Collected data
------------------------------------------------

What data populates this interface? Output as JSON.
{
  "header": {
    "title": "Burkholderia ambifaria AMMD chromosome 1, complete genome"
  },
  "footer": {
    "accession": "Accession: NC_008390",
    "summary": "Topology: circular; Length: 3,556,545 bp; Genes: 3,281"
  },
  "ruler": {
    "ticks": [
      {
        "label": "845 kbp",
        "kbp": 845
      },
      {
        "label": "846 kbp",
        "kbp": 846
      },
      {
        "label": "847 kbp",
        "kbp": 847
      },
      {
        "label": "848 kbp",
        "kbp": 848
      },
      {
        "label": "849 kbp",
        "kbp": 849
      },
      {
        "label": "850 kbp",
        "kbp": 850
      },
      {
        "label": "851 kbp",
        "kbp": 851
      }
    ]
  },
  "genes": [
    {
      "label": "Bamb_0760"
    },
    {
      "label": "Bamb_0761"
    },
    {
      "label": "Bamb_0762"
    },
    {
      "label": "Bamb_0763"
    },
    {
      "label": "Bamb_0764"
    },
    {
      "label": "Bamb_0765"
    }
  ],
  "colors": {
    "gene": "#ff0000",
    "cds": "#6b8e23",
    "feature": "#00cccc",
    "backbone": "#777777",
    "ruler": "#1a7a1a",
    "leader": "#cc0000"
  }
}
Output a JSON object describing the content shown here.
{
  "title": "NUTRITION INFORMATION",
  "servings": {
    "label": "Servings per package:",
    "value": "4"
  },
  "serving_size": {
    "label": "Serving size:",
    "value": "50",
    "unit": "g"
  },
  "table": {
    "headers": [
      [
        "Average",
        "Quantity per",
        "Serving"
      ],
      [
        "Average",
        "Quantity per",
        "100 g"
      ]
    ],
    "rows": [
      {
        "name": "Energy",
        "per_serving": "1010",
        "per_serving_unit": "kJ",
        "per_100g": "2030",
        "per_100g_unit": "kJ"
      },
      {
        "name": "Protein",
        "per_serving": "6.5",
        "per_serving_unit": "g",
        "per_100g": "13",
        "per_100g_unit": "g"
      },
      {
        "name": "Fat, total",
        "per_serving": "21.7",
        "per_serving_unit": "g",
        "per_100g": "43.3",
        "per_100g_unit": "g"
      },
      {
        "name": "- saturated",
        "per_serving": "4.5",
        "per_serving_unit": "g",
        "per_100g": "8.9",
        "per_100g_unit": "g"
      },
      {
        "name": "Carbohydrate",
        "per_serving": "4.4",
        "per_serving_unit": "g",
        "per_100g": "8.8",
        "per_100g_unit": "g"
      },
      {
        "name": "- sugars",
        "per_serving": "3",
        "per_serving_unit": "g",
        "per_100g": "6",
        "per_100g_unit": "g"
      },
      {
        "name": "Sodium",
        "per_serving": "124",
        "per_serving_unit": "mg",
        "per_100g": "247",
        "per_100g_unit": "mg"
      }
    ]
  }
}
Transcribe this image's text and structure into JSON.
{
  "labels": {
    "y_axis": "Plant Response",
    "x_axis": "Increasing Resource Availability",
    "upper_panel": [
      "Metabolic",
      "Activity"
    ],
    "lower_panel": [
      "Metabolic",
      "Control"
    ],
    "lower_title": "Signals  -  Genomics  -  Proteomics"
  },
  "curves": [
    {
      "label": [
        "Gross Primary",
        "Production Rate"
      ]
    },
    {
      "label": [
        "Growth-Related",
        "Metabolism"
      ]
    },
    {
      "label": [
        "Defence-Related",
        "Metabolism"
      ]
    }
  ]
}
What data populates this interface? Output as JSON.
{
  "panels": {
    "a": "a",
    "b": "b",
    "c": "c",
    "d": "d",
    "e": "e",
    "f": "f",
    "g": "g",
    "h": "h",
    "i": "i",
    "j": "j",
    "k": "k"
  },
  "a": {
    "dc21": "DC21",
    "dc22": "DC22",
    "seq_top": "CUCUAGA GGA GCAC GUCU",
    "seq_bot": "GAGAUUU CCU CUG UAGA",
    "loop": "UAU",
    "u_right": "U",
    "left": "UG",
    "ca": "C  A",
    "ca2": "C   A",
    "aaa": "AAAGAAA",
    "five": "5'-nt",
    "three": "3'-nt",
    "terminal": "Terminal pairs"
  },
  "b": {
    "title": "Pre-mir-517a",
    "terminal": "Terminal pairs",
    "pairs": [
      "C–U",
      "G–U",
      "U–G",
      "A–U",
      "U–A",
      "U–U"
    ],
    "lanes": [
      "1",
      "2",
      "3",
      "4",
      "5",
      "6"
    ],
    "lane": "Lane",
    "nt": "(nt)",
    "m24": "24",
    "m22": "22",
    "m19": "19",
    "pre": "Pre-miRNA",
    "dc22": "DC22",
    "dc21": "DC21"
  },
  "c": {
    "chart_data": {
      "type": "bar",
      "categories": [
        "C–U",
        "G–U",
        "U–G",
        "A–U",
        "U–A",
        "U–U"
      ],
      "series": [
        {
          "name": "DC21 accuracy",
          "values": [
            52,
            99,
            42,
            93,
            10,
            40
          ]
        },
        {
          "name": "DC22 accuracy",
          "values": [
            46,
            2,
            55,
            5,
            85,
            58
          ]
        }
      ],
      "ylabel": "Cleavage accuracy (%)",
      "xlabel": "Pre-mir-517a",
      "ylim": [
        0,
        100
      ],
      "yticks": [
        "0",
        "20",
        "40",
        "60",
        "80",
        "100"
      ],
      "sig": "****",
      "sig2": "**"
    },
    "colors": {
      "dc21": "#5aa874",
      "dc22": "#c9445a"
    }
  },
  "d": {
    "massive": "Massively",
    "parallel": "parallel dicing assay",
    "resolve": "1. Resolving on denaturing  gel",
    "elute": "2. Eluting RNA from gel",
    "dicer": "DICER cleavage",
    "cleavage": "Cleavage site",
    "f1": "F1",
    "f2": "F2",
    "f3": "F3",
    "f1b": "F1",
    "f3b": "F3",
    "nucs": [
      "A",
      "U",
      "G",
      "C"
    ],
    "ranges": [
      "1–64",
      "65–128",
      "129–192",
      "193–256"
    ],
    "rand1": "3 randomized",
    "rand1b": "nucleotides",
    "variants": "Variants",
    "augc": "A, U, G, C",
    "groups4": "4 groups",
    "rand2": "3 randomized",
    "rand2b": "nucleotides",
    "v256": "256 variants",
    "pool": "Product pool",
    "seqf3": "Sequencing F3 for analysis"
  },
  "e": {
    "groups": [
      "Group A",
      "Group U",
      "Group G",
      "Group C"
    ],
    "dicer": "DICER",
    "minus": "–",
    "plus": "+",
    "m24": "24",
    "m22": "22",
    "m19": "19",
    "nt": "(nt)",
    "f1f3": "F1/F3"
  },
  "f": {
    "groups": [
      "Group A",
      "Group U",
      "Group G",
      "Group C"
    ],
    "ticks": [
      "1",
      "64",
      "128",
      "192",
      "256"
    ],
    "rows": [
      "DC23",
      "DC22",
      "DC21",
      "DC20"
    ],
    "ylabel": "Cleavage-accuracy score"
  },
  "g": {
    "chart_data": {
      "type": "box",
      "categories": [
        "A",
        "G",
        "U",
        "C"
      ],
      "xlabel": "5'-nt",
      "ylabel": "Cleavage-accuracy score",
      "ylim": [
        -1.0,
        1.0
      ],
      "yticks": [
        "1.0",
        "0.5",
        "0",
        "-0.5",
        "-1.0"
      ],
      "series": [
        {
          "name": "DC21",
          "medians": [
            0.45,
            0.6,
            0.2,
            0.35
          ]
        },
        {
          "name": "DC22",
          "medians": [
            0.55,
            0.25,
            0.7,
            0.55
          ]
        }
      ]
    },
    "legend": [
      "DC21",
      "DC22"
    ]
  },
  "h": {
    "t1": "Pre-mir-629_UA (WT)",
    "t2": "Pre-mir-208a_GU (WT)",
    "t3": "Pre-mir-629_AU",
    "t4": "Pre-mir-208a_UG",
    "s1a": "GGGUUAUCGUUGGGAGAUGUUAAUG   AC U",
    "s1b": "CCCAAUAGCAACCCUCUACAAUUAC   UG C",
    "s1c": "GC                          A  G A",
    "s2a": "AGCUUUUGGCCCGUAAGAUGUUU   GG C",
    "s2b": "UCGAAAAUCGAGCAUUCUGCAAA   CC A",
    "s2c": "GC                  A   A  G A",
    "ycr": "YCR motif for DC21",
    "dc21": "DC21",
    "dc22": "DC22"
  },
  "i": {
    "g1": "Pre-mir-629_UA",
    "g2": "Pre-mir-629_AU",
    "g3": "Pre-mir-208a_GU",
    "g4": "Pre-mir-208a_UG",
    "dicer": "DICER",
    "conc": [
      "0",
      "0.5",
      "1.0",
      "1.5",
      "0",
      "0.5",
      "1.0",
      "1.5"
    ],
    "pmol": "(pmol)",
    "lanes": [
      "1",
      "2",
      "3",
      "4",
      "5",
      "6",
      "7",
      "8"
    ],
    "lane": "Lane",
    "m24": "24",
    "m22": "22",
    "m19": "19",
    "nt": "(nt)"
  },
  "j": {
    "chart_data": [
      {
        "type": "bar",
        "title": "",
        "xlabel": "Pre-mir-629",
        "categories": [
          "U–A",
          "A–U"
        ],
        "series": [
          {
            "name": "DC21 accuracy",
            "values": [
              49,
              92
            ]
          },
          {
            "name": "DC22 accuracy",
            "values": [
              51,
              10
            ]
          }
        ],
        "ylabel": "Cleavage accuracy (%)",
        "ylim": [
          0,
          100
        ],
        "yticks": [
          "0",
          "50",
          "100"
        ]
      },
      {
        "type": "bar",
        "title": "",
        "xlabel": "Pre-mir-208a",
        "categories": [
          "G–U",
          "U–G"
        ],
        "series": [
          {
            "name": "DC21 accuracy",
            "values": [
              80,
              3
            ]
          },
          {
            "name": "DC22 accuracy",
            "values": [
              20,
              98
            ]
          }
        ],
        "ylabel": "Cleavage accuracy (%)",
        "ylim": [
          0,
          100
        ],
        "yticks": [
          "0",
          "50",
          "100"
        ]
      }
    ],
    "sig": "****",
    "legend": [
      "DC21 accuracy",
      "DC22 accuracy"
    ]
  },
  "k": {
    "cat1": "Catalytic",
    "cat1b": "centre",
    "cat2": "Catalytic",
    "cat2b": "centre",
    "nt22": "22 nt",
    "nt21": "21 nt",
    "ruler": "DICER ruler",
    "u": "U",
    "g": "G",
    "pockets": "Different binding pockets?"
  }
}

------------------------------------------------

**Try it**
Lines containing the word "randomized" are to be located in the entries and copied.

**Task output**
    "rand1": "3 randomized",
    "rand2": "3 randomized",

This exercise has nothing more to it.